=== THE REQUEST ===
Only a number is required: how many lines of the material contain the word "Years"?
* Begin RECORDS FOR THIS EXERCISE *
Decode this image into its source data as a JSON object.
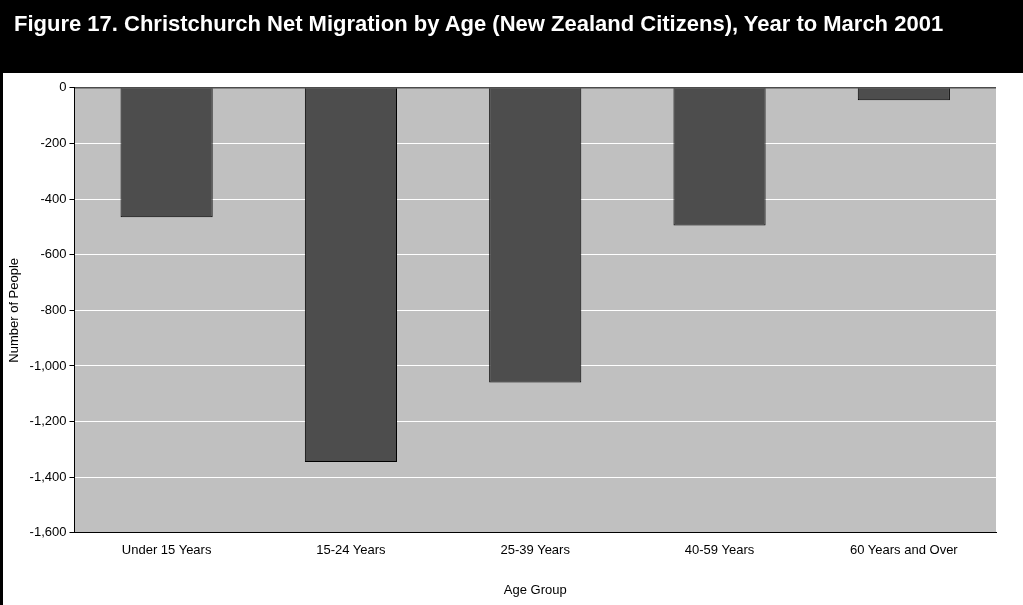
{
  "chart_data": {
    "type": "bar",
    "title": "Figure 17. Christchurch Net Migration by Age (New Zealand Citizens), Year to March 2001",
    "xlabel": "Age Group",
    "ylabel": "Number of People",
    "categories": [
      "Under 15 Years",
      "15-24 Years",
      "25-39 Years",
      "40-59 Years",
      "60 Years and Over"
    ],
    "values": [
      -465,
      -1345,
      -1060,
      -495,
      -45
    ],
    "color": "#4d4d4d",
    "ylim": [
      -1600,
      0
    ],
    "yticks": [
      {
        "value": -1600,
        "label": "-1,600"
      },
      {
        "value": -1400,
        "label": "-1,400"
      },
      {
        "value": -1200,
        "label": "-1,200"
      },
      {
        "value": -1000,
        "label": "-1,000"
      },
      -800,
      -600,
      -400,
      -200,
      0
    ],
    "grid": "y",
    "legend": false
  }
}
* End RECORDS FOR THIS EXERCISE *
=== WRITTEN ANSWER ===
5